----- Study text -----

A new strategy to boost the health education workforce has been published by Health Education England (HEE).
The Educator Workforce Strategy aims to tackle concerns in the health education sector about the capacity of educators to meet the current and future demands for more nurses and other clinical staff.
“It is a welcomed strategy and it is hoped that the profile of the clinical educator role will be recognised through this”
Luke White
The strategy – which covers educators both in academic settings and clinical practice – warned that educators were increasingly reporting feeling undervalued and burnt out, amid rising service pressures in the wake of the Covid-19 pandemic.
It warned that that health educator workforce was ageing, but too few younger clinicians were choosing to take on these roles.
“Support and development for current educators, as well as succession planning, must be a priority if we are to meet the challenge to educate future healthcare professionals,” urged the report.
“A consistent culture of valuing education and training needs to be embedded in order that this becomes a core component for all.”
The HEE strategy sets out seven priorities for expanding and supporting the healthcare educator workforce.
These include making the educator workforce a key consideration in integrated workforce and service planning, establishing and protecting educator time and resources, and supporting the development and wellbeing of educators.
It also priorities improvement of equality, diversity and inclusion, and the introduction of career frameworks for educators of all professions as well as supporting improvement through defined standards and principles and embedding evolving and innovative models of education.
Luke White, committee member for the UK Clinical Nurse Educators Network, welcomed the strategy as a “positive step towards celebrating our clinical educator workforce”.
He told Nursing Times: “It is a welcomed strategy and it is hoped that the profile of the clinical educator role will be recognised through this.
“Education is one of the key elements in creating a safe, confident and competent workforce in the NHS and is also one way to increase staff experience and value.”
He said the findings in the report around the pressures on educators chimed with the network and he added that there was a need to “greatly support our clinical educator workforce”.
“They are the golden thread of establishing a positive education culture,” added Mr White, who is a registered adult nurse currently working as a clinical leadership fellow in clinical education in Leeds.
He said the seven priorities in the strategy were “good news for clinical educators”.
However, he said there were still questions to be answered in terms of how the strategy would be implemented and whether there would be extra resources to back it.
HEE is merging into NHS England next month.
An implementation plan for the health education workforce strategy would be developed by the new workforce, training and education team at NHS England, said HEE.
HEE chief executive Navina Evans said: “Ensuring that we have a strategy in place to develop and nurture the next generation of educators is vital.
“Without educators we do not have a future workforce, so as Health Education England transfers into the new NHS England, we will continue to focus on the priorities set out in this strategy, ensuring that we have the capacity and quality of educators the system needs to continue to grow the healthcare workforce now and in the future.”

----- Study material -----

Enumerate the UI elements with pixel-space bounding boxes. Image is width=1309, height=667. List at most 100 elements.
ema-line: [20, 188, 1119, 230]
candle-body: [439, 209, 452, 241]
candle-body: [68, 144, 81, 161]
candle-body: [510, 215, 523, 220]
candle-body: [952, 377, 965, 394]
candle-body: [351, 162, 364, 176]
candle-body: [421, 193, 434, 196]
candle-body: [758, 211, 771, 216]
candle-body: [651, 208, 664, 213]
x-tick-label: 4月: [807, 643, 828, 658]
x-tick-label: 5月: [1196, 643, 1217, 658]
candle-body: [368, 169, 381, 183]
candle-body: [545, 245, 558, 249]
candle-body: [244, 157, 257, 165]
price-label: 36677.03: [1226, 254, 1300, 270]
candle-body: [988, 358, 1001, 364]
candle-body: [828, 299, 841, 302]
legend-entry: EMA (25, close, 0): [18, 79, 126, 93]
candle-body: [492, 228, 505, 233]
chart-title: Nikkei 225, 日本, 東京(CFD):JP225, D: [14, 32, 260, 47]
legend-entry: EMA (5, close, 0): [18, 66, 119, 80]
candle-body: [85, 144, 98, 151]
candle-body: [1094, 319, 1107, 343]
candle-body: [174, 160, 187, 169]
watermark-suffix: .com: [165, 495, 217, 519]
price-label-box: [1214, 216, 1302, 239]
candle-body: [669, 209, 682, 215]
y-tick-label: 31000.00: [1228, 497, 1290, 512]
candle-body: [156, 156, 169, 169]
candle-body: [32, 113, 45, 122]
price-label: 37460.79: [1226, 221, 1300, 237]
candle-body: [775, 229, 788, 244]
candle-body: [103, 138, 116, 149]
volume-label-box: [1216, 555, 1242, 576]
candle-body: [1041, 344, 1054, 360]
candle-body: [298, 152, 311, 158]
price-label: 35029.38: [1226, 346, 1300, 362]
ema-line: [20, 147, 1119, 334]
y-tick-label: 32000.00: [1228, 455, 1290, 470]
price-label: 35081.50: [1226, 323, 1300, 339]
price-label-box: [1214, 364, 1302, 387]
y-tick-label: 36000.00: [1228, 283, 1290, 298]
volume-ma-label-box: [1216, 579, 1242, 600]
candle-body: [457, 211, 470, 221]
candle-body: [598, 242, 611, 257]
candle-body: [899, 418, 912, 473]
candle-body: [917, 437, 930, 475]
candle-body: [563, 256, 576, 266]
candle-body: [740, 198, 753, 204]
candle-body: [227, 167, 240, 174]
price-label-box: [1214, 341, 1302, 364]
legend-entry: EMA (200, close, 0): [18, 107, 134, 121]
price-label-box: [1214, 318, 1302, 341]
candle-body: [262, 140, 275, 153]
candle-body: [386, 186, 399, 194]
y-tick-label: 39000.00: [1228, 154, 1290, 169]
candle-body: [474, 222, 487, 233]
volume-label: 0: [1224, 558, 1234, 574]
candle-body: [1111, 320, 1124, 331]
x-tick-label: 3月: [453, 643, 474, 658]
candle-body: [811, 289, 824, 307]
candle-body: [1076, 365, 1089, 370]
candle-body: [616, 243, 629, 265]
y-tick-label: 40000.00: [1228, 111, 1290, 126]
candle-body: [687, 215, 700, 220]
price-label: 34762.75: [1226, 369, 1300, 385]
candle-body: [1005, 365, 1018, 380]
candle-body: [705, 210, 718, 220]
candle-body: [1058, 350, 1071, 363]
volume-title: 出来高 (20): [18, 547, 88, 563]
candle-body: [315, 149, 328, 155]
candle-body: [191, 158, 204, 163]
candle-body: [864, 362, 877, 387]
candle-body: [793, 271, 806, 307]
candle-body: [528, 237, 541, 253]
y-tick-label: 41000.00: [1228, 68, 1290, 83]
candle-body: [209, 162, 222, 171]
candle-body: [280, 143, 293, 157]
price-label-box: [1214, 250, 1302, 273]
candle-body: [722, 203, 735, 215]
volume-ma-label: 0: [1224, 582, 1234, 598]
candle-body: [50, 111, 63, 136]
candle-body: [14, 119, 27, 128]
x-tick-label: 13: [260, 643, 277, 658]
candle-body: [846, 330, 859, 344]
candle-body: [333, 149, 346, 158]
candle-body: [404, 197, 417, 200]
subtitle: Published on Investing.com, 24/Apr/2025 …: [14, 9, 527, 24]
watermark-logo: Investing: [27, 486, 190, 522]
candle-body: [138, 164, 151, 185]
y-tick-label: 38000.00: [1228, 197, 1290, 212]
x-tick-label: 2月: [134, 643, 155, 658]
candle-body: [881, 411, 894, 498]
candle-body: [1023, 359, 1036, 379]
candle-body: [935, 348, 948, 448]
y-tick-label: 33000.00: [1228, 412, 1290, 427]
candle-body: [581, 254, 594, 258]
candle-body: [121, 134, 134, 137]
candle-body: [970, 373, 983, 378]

-----

Set of tasks:
(1) Swap "burnt out" for "exhausted" in the article on the educator workforce strategy, starting with "A new strategy" and going on through "on these roles.".
(2) In the article on the educator workforce strategy, who is named as the chief executive of HEE?

List of solutions:
(1)
A new strategy to boost the health education workforce has been published by Health Education England (HEE).
The Educator Workforce Strategy aims to tackle concerns in the health education sector about the capacity of educators to meet the current and future demands for more nurses and other clinical staff.
“It is a welcomed strategy and it is hoped that the profile of the clinical educator role will be recognised through this”
Luke White
The strategy – which covers educators both in academic settings and clinical practice – warned that educators were increasingly reporting feeling undervalued and exhausted, amid rising service pressures in the wake of the Covid-19 pandemic.
It warned that that health educator workforce was ageing, but too few younger clinicians were choosing to take on these roles.

(2) Navina Evans